Aufgabe:
Geben Sie aus dem Text zur Cyberbedrohung von Atomkraftwerken den Abschnitt wortgetreu aus, beginnend bei „Robert Brunt, Mitautor“ und endend bei „kaum auseinandergesetzt hat.“.

Analysetext:
•••

Achtzehn Monate lang recherchierte eine Forschungsgruppe von Chatham House in Atomkraftwerken und bei den Aufsichtsbehörden in den USA, Kanada, Deutschland, Japan, Grossbritannien, Frankreich und der Ukraine. Das Ergebnis ist ernüchternd: Die Cyberbedrohung wird krass unterschätzt.
Robert Brunt, Mitautor der Studie, Ex-Chef der britischen AKW-Aufsicht und heute Berater der Uno-Atombehörde IAEA, hat dafür sogar ein gewisses Verständnis. Seit den Terroranschlägen von 9/11 lag das Augenmerk auf Vorkehren gegen physische Attacken. Brunt sagt auch, die Sicherheitskultur in Atomkraftwerken sei Teil der DNA jedes Angestellten, vom Direktor bis zum Tellerwäscher in der Kantine.
Das Problem aber ist, dass man sich mit den Gefahren aus dem Cyberraum vielerorts noch kaum auseinandergesetzt hat.

•••

Quellenmaterial:

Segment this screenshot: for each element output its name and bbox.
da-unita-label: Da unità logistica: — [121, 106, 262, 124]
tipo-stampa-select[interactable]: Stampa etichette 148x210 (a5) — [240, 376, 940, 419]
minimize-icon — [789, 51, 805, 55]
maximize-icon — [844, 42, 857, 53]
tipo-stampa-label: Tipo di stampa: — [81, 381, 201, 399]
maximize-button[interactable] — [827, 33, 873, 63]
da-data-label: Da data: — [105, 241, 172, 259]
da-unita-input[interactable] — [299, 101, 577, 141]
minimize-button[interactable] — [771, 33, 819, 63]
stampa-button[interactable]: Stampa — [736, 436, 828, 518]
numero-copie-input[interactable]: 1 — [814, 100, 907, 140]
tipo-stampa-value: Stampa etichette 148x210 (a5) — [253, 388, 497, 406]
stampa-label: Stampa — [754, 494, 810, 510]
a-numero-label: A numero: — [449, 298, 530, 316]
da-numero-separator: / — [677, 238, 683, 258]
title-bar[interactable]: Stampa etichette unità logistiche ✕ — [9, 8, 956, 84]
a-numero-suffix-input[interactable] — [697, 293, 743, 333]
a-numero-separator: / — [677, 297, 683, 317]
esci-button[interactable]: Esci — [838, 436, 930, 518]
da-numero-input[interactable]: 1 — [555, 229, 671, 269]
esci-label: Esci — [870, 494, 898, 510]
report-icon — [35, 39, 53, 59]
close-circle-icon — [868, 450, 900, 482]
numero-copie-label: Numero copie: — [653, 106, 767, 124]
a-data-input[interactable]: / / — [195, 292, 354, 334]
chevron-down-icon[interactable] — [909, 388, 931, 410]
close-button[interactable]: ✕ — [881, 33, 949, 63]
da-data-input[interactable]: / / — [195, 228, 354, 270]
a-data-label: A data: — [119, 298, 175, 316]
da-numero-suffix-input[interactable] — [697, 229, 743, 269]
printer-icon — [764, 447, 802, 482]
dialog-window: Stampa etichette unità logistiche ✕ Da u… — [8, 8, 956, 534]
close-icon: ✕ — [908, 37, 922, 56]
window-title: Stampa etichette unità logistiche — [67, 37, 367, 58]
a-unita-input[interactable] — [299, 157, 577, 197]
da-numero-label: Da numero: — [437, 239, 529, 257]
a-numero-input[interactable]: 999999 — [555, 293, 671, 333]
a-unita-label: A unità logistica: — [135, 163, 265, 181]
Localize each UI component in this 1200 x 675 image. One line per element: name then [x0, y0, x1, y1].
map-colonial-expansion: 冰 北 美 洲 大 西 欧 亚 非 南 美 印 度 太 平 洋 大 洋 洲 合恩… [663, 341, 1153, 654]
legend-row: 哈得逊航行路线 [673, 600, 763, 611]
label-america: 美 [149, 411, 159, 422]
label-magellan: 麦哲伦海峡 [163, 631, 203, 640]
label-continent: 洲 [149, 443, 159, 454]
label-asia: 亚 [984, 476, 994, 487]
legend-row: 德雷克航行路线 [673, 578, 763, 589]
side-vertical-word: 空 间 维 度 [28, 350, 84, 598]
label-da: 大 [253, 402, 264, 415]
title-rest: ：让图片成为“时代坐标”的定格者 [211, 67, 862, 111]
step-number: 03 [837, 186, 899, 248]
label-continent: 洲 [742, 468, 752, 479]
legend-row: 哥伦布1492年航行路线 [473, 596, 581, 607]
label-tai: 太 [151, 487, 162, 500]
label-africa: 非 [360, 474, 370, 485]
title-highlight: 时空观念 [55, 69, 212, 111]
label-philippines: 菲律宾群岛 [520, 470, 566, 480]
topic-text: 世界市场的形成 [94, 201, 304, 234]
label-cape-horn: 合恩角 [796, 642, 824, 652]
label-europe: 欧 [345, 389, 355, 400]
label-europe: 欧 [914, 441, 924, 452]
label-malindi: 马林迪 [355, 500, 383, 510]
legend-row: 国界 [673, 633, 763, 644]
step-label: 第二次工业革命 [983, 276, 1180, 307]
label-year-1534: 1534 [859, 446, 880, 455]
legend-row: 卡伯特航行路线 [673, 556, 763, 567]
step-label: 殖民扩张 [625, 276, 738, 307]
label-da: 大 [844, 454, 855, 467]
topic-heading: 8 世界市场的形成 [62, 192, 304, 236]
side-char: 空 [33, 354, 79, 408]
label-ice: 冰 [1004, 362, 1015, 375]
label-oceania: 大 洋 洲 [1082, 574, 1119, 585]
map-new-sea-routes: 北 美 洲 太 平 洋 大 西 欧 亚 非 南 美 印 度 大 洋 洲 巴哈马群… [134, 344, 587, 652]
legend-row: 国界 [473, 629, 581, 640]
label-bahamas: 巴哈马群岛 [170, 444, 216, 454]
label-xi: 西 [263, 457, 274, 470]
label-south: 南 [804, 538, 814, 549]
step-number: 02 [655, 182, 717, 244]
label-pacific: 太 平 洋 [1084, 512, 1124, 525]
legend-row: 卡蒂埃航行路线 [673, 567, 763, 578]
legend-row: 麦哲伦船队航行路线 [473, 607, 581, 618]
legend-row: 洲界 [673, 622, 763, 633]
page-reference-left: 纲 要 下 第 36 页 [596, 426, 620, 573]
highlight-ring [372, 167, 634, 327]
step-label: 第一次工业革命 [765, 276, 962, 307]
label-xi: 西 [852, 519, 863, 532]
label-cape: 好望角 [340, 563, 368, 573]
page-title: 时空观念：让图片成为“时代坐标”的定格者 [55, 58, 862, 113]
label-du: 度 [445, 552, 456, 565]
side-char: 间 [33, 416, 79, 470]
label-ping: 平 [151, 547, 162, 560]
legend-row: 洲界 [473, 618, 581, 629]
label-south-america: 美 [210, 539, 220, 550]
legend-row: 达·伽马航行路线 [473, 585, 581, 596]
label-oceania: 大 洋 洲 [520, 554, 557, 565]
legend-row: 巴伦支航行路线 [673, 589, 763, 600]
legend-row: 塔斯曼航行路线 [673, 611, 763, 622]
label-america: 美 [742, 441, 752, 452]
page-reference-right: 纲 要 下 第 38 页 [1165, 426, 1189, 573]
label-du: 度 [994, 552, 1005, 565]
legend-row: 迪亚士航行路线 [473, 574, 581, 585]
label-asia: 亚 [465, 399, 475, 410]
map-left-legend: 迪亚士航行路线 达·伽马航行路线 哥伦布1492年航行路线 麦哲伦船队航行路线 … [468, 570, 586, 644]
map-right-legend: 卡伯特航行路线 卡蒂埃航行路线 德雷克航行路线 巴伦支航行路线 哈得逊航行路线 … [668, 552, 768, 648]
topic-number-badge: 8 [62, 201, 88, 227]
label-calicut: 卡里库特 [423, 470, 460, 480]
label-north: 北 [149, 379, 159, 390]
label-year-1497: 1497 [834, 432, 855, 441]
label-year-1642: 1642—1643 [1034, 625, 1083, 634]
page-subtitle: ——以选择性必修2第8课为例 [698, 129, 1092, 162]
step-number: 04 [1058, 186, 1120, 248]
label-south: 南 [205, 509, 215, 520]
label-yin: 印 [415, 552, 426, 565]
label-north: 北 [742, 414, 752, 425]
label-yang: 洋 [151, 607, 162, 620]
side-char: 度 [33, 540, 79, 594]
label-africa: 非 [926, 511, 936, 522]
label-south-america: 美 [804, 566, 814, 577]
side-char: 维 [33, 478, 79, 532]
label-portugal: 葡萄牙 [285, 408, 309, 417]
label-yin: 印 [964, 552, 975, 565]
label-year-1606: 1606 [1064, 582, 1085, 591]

•••

Ergebnis:
Robert Brunt, Mitautor der Studie, Ex-Chef der britischen AKW-Aufsicht und heute Berater der Uno-Atombehörde IAEA, hat dafür sogar ein gewisses Verständnis. Seit den Terroranschlägen von 9/11 lag das Augenmerk auf Vorkehren gegen physische Attacken. Brunt sagt auch, die Sicherheitskultur in Atomkraftwerken sei Teil der DNA jedes Angestellten, vom Direktor bis zum Tellerwäscher in der Kantine.
Das Problem aber ist, dass man sich mit den Gefahren aus dem Cyberraum vielerorts noch kaum auseinandergesetzt hat.